**RECORDED INFORMATION**

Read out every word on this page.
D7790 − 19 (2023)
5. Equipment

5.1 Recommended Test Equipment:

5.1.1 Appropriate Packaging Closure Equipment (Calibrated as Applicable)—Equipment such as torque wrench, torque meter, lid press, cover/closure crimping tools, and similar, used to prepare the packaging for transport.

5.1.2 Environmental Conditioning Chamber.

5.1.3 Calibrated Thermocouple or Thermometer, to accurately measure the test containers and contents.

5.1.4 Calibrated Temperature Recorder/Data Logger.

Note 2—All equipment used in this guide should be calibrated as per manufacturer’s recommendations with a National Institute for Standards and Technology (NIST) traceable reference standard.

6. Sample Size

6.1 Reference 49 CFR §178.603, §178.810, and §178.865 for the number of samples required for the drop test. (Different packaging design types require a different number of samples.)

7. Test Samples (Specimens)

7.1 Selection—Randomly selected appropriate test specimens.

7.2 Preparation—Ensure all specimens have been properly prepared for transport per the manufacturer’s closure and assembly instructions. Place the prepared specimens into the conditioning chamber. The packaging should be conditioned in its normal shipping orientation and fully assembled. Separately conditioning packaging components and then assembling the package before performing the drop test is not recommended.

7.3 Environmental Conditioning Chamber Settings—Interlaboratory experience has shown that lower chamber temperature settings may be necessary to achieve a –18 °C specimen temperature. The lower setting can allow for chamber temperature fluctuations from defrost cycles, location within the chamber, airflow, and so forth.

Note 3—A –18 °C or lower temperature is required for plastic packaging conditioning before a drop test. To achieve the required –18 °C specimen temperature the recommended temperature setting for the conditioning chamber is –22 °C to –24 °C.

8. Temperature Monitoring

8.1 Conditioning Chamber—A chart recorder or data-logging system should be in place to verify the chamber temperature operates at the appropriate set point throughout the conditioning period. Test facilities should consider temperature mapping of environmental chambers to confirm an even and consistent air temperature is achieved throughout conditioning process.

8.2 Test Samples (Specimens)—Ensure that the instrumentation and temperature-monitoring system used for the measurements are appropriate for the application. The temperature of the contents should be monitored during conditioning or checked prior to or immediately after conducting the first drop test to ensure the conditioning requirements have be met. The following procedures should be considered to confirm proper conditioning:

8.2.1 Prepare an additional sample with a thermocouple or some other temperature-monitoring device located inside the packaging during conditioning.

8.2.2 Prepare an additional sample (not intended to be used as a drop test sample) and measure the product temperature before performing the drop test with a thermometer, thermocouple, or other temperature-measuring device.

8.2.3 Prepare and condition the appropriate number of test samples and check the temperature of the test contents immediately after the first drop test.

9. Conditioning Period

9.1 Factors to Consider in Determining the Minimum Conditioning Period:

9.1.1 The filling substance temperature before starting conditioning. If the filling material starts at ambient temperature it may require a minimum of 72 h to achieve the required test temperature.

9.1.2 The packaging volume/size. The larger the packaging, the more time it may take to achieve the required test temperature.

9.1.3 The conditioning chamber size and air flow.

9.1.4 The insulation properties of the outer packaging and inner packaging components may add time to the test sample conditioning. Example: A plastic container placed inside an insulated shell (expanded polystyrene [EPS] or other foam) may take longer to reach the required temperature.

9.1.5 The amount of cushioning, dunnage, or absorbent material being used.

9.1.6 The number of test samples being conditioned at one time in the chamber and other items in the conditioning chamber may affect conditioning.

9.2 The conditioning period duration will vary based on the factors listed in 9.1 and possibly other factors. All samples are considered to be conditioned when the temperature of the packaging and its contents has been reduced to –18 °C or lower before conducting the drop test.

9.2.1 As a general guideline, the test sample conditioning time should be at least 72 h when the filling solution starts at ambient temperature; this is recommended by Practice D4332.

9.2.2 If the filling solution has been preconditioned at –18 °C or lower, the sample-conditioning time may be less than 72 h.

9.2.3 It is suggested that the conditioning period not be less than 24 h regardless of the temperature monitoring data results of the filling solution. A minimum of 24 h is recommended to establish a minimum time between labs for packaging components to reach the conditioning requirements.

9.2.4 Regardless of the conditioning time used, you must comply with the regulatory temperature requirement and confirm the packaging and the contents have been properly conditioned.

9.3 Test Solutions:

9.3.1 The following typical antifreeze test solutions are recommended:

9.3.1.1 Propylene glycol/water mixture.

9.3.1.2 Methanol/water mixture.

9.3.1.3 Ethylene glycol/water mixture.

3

**TASK STATEMENT**
Return the whole listing exactly.

**TASK OUTPUT**
Read out every word on this page.
D7790 − 19 (2023)
5. Equipment

5.1 Recommended Test Equipment:

5.1.1 Appropriate Packaging Closure Equipment (Calibrated as Applicable)—Equipment such as torque wrench, torque meter, lid press, cover/closure crimping tools, and similar, used to prepare the packaging for transport.

5.1.2 Environmental Conditioning Chamber.

5.1.3 Calibrated Thermocouple or Thermometer, to accurately measure the test containers and contents.

5.1.4 Calibrated Temperature Recorder/Data Logger.

Note 2—All equipment used in this guide should be calibrated as per manufacturer’s recommendations with a National Institute for Standards and Technology (NIST) traceable reference standard.

6. Sample Size

6.1 Reference 49 CFR §178.603, §178.810, and §178.865 for the number of samples required for the drop test. (Different packaging design types require a different number of samples.)

7. Test Samples (Specimens)

7.1 Selection—Randomly selected appropriate test specimens.

7.2 Preparation—Ensure all specimens have been properly prepared for transport per the manufacturer’s closure and assembly instructions. Place the prepared specimens into the conditioning chamber. The packaging should be conditioned in its normal shipping orientation and fully assembled. Separately conditioning packaging components and then assembling the package before performing the drop test is not recommended.

7.3 Environmental Conditioning Chamber Settings—Interlaboratory experience has shown that lower chamber temperature settings may be necessary to achieve a –18 °C specimen temperature. The lower setting can allow for chamber temperature fluctuations from defrost cycles, location within the chamber, airflow, and so forth.

Note 3—A –18 °C or lower temperature is required for plastic packaging conditioning before a drop test. To achieve the required –18 °C specimen temperature the recommended temperature setting for the conditioning chamber is –22 °C to –24 °C.

8. Temperature Monitoring

8.1 Conditioning Chamber—A chart recorder or data-logging system should be in place to verify the chamber temperature operates at the appropriate set point throughout the conditioning period. Test facilities should consider temperature mapping of environmental chambers to confirm an even and consistent air temperature is achieved throughout conditioning process.

8.2 Test Samples (Specimens)—Ensure that the instrumentation and temperature-monitoring system used for the measurements are appropriate for the application. The temperature of the contents should be monitored during conditioning or checked prior to or immediately after conducting the first drop test to ensure the conditioning requirements have be met. The following procedures should be considered to confirm proper conditioning:

8.2.1 Prepare an additional sample with a thermocouple or some other temperature-monitoring device located inside the packaging during conditioning.

8.2.2 Prepare an additional sample (not intended to be used as a drop test sample) and measure the product temperature before performing the drop test with a thermometer, thermocouple, or other temperature-measuring device.

8.2.3 Prepare and condition the appropriate number of test samples and check the temperature of the test contents immediately after the first drop test.

9. Conditioning Period

9.1 Factors to Consider in Determining the Minimum Conditioning Period:

9.1.1 The filling substance temperature before starting conditioning. If the filling material starts at ambient temperature it may require a minimum of 72 h to achieve the required test temperature.

9.1.2 The packaging volume/size. The larger the packaging, the more time it may take to achieve the required test temperature.

9.1.3 The conditioning chamber size and air flow.

9.1.4 The insulation properties of the outer packaging and inner packaging components may add time to the test sample conditioning. Example: A plastic container placed inside an insulated shell (expanded polystyrene [EPS] or other foam) may take longer to reach the required temperature.

9.1.5 The amount of cushioning, dunnage, or absorbent material being used.

9.1.6 The number of test samples being conditioned at one time in the chamber and other items in the conditioning chamber may affect conditioning.

9.2 The conditioning period duration will vary based on the factors listed in 9.1 and possibly other factors. All samples are considered to be conditioned when the temperature of the packaging and its contents has been reduced to –18 °C or lower before conducting the drop test.

9.2.1 As a general guideline, the test sample conditioning time should be at least 72 h when the filling solution starts at ambient temperature; this is recommended by Practice D4332.

9.2.2 If the filling solution has been preconditioned at –18 °C or lower, the sample-conditioning time may be less than 72 h.

9.2.3 It is suggested that the conditioning period not be less than 24 h regardless of the temperature monitoring data results of the filling solution. A minimum of 24 h is recommended to establish a minimum time between labs for packaging components to reach the conditioning requirements.

9.2.4 Regardless of the conditioning time used, you must comply with the regulatory temperature requirement and confirm the packaging and the contents have been properly conditioned.

9.3 Test Solutions:

9.3.1 The following typical antifreeze test solutions are recommended:

9.3.1.1 Propylene glycol/water mixture.

9.3.1.2 Methanol/water mixture.

9.3.1.3 Ethylene glycol/water mixture.

3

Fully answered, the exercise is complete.